* **Exercise requirements**: Reproduce the entries word for word, and omit any picture you find in them.

(Data entries)
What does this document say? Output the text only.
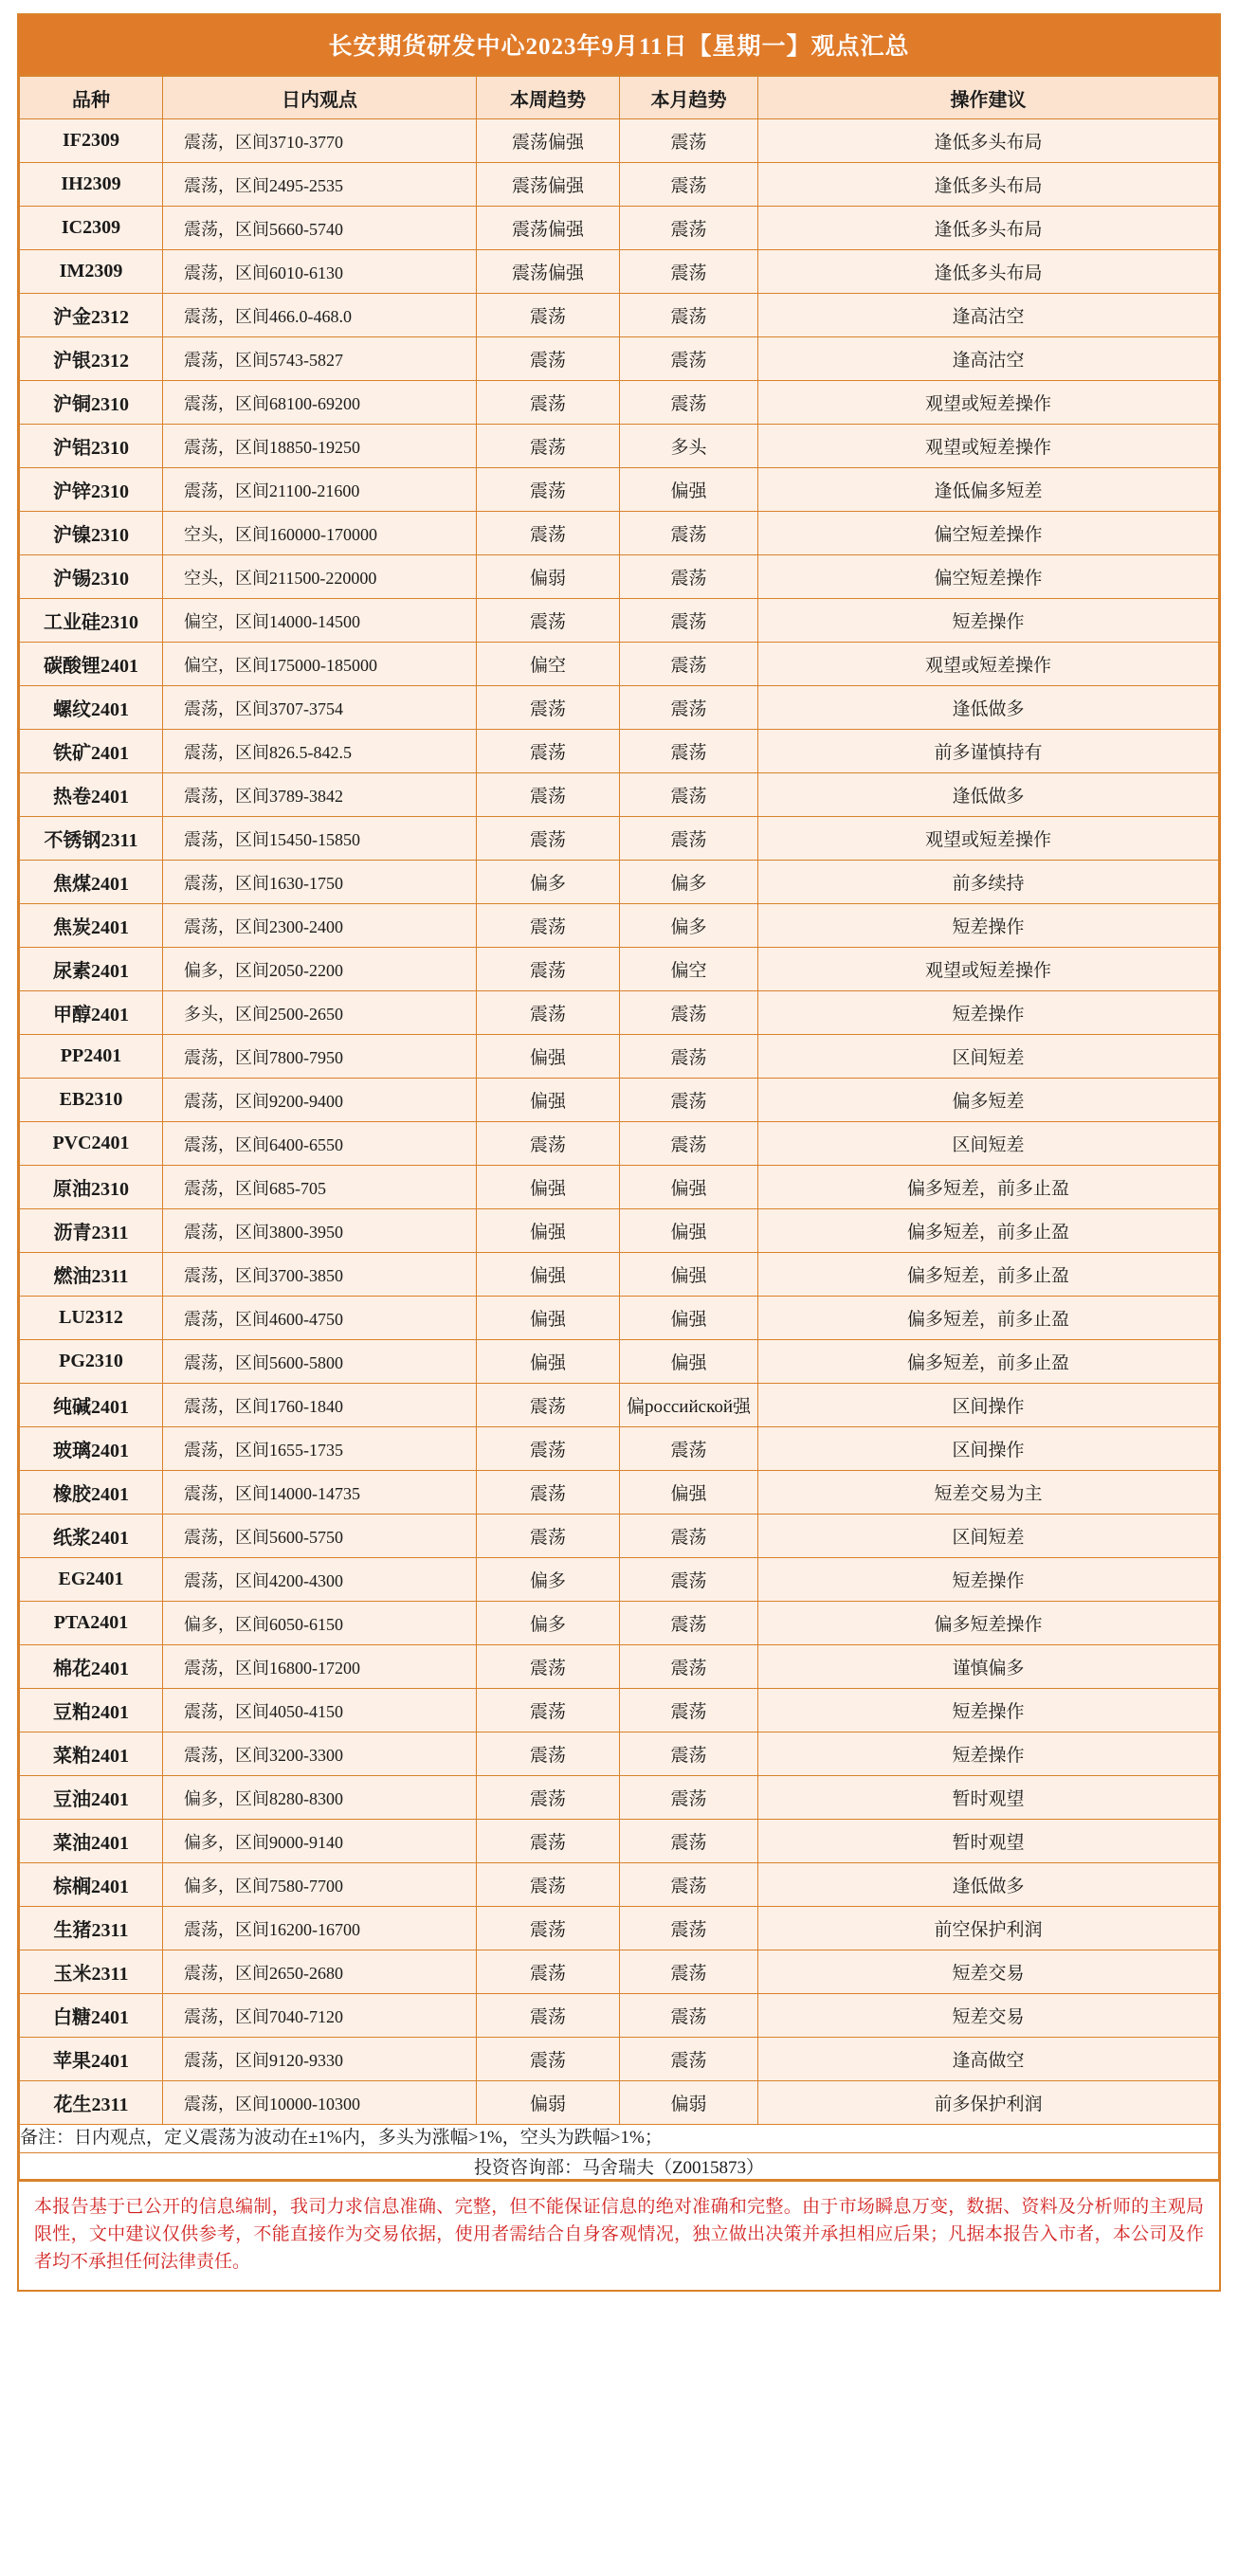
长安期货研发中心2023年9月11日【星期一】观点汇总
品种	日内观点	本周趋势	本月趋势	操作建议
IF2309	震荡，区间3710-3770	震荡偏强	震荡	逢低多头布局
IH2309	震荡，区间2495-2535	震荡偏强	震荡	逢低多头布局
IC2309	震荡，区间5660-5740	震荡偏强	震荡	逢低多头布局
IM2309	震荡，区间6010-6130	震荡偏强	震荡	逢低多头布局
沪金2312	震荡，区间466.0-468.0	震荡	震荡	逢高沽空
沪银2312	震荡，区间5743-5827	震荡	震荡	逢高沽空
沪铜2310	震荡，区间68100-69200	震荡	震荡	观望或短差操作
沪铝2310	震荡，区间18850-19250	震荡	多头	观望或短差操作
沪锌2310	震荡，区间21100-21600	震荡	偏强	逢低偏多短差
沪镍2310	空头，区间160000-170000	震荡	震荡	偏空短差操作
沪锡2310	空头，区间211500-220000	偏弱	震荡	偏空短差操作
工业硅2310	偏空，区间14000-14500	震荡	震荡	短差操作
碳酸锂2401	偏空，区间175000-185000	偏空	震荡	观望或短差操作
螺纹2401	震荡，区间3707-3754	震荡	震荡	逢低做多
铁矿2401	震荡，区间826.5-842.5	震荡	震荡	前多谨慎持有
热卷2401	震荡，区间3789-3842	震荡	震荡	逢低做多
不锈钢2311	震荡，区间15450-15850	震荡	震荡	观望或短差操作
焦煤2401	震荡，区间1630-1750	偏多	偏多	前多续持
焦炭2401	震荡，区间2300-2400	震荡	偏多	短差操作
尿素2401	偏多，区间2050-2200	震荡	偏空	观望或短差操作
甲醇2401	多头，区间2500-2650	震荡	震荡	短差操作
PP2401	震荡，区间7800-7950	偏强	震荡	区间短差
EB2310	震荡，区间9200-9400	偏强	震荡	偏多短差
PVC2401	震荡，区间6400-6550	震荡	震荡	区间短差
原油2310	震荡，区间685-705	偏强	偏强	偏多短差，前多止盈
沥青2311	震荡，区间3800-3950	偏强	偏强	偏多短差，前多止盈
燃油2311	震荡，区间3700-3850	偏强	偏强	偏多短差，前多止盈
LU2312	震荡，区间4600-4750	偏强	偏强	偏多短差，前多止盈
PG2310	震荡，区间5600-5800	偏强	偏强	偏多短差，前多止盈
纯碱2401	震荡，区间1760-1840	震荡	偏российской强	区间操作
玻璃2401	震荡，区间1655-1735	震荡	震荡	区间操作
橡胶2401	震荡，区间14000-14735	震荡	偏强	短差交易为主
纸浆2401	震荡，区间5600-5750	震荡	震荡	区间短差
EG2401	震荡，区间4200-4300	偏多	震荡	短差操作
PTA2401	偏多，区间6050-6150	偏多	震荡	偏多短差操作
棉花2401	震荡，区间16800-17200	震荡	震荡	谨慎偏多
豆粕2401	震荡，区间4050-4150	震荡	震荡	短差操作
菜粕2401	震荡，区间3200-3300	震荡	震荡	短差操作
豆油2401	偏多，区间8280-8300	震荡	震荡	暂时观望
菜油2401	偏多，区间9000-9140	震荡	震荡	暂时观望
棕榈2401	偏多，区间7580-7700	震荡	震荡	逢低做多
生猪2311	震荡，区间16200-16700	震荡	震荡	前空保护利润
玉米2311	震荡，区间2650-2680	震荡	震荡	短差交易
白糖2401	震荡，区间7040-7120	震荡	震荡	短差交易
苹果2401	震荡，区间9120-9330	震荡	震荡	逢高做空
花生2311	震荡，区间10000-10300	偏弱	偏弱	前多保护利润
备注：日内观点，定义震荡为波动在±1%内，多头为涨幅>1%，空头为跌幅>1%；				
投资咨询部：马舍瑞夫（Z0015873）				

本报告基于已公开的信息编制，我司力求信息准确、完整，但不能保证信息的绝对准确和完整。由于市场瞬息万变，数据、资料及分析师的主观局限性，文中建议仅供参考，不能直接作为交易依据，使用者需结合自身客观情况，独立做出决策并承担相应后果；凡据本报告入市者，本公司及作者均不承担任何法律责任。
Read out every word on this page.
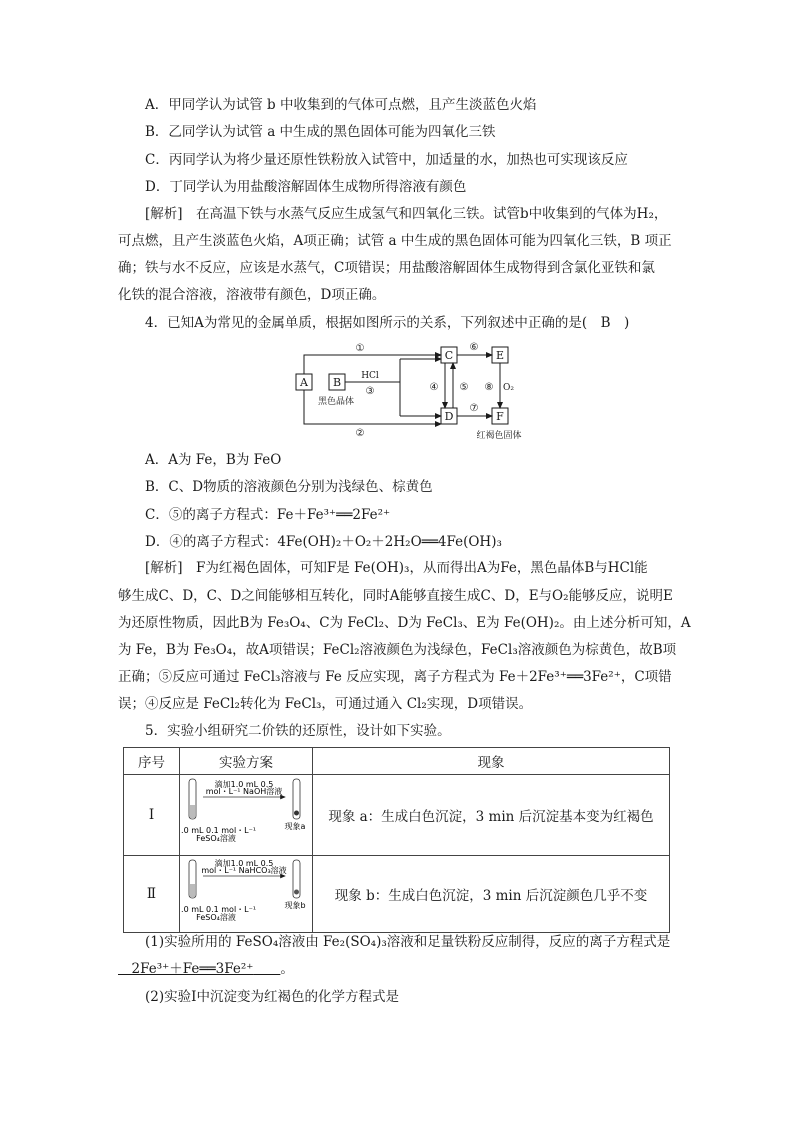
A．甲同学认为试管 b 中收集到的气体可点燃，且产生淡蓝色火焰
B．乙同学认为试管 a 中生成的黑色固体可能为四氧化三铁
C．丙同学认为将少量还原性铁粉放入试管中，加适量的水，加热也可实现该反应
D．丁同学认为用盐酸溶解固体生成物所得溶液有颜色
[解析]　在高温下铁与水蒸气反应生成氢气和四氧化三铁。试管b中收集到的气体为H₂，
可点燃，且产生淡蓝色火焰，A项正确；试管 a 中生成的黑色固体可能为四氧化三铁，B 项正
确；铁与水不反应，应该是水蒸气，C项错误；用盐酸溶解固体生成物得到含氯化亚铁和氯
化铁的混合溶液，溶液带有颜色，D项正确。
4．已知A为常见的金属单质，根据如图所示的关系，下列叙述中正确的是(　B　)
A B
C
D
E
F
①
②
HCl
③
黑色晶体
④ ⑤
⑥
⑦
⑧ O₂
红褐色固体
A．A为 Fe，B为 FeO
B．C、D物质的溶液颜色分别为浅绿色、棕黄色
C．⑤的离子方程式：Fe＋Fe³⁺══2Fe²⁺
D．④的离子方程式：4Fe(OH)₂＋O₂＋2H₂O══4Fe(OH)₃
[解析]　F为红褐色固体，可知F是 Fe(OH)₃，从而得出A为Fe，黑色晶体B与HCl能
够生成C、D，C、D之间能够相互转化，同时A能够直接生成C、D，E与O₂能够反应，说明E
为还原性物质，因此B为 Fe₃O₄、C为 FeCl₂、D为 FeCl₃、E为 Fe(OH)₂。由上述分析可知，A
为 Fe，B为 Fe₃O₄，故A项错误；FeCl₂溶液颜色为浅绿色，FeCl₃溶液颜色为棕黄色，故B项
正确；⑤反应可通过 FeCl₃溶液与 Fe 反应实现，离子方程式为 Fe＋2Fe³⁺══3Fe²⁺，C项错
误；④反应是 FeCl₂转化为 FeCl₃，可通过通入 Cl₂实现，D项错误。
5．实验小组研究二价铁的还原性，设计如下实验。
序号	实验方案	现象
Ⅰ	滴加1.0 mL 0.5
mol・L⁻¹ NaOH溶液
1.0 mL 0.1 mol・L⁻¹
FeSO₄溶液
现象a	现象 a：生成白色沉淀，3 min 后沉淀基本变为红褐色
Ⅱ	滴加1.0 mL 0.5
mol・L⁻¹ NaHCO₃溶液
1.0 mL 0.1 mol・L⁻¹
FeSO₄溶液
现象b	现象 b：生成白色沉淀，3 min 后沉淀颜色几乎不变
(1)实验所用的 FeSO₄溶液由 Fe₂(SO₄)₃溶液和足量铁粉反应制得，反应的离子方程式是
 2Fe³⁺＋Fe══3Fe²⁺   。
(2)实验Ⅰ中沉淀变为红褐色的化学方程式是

* **Task output**:
What does this document say? Output the text only.
长安期货研发中心2023年9月11日【星期一】观点汇总
品种	日内观点	本周趋势	本月趋势	操作建议
IF2309	震荡，区间3710-3770	震荡偏强	震荡	逢低多头布局
IH2309	震荡，区间2495-2535	震荡偏强	震荡	逢低多头布局
IC2309	震荡，区间5660-5740	震荡偏强	震荡	逢低多头布局
IM2309	震荡，区间6010-6130	震荡偏强	震荡	逢低多头布局
沪金2312	震荡，区间466.0-468.0	震荡	震荡	逢高沽空
沪银2312	震荡，区间5743-5827	震荡	震荡	逢高沽空
沪铜2310	震荡，区间68100-69200	震荡	震荡	观望或短差操作
沪铝2310	震荡，区间18850-19250	震荡	多头	观望或短差操作
沪锌2310	震荡，区间21100-21600	震荡	偏强	逢低偏多短差
沪镍2310	空头，区间160000-170000	震荡	震荡	偏空短差操作
沪锡2310	空头，区间211500-220000	偏弱	震荡	偏空短差操作
工业硅2310	偏空，区间14000-14500	震荡	震荡	短差操作
碳酸锂2401	偏空，区间175000-185000	偏空	震荡	观望或短差操作
螺纹2401	震荡，区间3707-3754	震荡	震荡	逢低做多
铁矿2401	震荡，区间826.5-842.5	震荡	震荡	前多谨慎持有
热卷2401	震荡，区间3789-3842	震荡	震荡	逢低做多
不锈钢2311	震荡，区间15450-15850	震荡	震荡	观望或短差操作
焦煤2401	震荡，区间1630-1750	偏多	偏多	前多续持
焦炭2401	震荡，区间2300-2400	震荡	偏多	短差操作
尿素2401	偏多，区间2050-2200	震荡	偏空	观望或短差操作
甲醇2401	多头，区间2500-2650	震荡	震荡	短差操作
PP2401	震荡，区间7800-7950	偏强	震荡	区间短差
EB2310	震荡，区间9200-9400	偏强	震荡	偏多短差
PVC2401	震荡，区间6400-6550	震荡	震荡	区间短差
原油2310	震荡，区间685-705	偏强	偏强	偏多短差，前多止盈
沥青2311	震荡，区间3800-3950	偏强	偏强	偏多短差，前多止盈
燃油2311	震荡，区间3700-3850	偏强	偏强	偏多短差，前多止盈
LU2312	震荡，区间4600-4750	偏强	偏强	偏多短差，前多止盈
PG2310	震荡，区间5600-5800	偏强	偏强	偏多短差，前多止盈
纯碱2401	震荡，区间1760-1840	震荡	偏российской强	区间操作
玻璃2401	震荡，区间1655-1735	震荡	震荡	区间操作
橡胶2401	震荡，区间14000-14735	震荡	偏强	短差交易为主
纸浆2401	震荡，区间5600-5750	震荡	震荡	区间短差
EG2401	震荡，区间4200-4300	偏多	震荡	短差操作
PTA2401	偏多，区间6050-6150	偏多	震荡	偏多短差操作
棉花2401	震荡，区间16800-17200	震荡	震荡	谨慎偏多
豆粕2401	震荡，区间4050-4150	震荡	震荡	短差操作
菜粕2401	震荡，区间3200-3300	震荡	震荡	短差操作
豆油2401	偏多，区间8280-8300	震荡	震荡	暂时观望
菜油2401	偏多，区间9000-9140	震荡	震荡	暂时观望
棕榈2401	偏多，区间7580-7700	震荡	震荡	逢低做多
生猪2311	震荡，区间16200-16700	震荡	震荡	前空保护利润
玉米2311	震荡，区间2650-2680	震荡	震荡	短差交易
白糖2401	震荡，区间7040-7120	震荡	震荡	短差交易
苹果2401	震荡，区间9120-9330	震荡	震荡	逢高做空
花生2311	震荡，区间10000-10300	偏弱	偏弱	前多保护利润
备注：日内观点，定义震荡为波动在±1%内，多头为涨幅>1%，空头为跌幅>1%；				
投资咨询部：马舍瑞夫（Z0015873）				

本报告基于已公开的信息编制，我司力求信息准确、完整，但不能保证信息的绝对准确和完整。由于市场瞬息万变，数据、资料及分析师的主观局限性，文中建议仅供参考，不能直接作为交易依据，使用者需结合自身客观情况，独立做出决策并承担相应后果；凡据本报告入市者，本公司及作者均不承担任何法律责任。
Read out every word on this page.
A．甲同学认为试管 b 中收集到的气体可点燃，且产生淡蓝色火焰
B．乙同学认为试管 a 中生成的黑色固体可能为四氧化三铁
C．丙同学认为将少量还原性铁粉放入试管中，加适量的水，加热也可实现该反应
D．丁同学认为用盐酸溶解固体生成物所得溶液有颜色
[解析]　在高温下铁与水蒸气反应生成氢气和四氧化三铁。试管b中收集到的气体为H₂，
可点燃，且产生淡蓝色火焰，A项正确；试管 a 中生成的黑色固体可能为四氧化三铁，B 项正
确；铁与水不反应，应该是水蒸气，C项错误；用盐酸溶解固体生成物得到含氯化亚铁和氯
化铁的混合溶液，溶液带有颜色，D项正确。
4．已知A为常见的金属单质，根据如图所示的关系，下列叙述中正确的是(　B　)
A B
C
D
E
F
①
②
HCl
③
黑色晶体
④ ⑤
⑥
⑦
⑧ O₂
红褐色固体
A．A为 Fe，B为 FeO
B．C、D物质的溶液颜色分别为浅绿色、棕黄色
C．⑤的离子方程式：Fe＋Fe³⁺══2Fe²⁺
D．④的离子方程式：4Fe(OH)₂＋O₂＋2H₂O══4Fe(OH)₃
[解析]　F为红褐色固体，可知F是 Fe(OH)₃，从而得出A为Fe，黑色晶体B与HCl能
够生成C、D，C、D之间能够相互转化，同时A能够直接生成C、D，E与O₂能够反应，说明E
为还原性物质，因此B为 Fe₃O₄、C为 FeCl₂、D为 FeCl₃、E为 Fe(OH)₂。由上述分析可知，A
为 Fe，B为 Fe₃O₄，故A项错误；FeCl₂溶液颜色为浅绿色，FeCl₃溶液颜色为棕黄色，故B项
正确；⑤反应可通过 FeCl₃溶液与 Fe 反应实现，离子方程式为 Fe＋2Fe³⁺══3Fe²⁺，C项错
误；④反应是 FeCl₂转化为 FeCl₃，可通过通入 Cl₂实现，D项错误。
5．实验小组研究二价铁的还原性，设计如下实验。
序号	实验方案	现象
Ⅰ	滴加1.0 mL 0.5
mol・L⁻¹ NaOH溶液
1.0 mL 0.1 mol・L⁻¹
FeSO₄溶液
现象a	现象 a：生成白色沉淀，3 min 后沉淀基本变为红褐色
Ⅱ	滴加1.0 mL 0.5
mol・L⁻¹ NaHCO₃溶液
1.0 mL 0.1 mol・L⁻¹
FeSO₄溶液
现象b	现象 b：生成白色沉淀，3 min 后沉淀颜色几乎不变
(1)实验所用的 FeSO₄溶液由 Fe₂(SO₄)₃溶液和足量铁粉反应制得，反应的离子方程式是
 2Fe³⁺＋Fe══3Fe²⁺   。
(2)实验Ⅰ中沉淀变为红褐色的化学方程式是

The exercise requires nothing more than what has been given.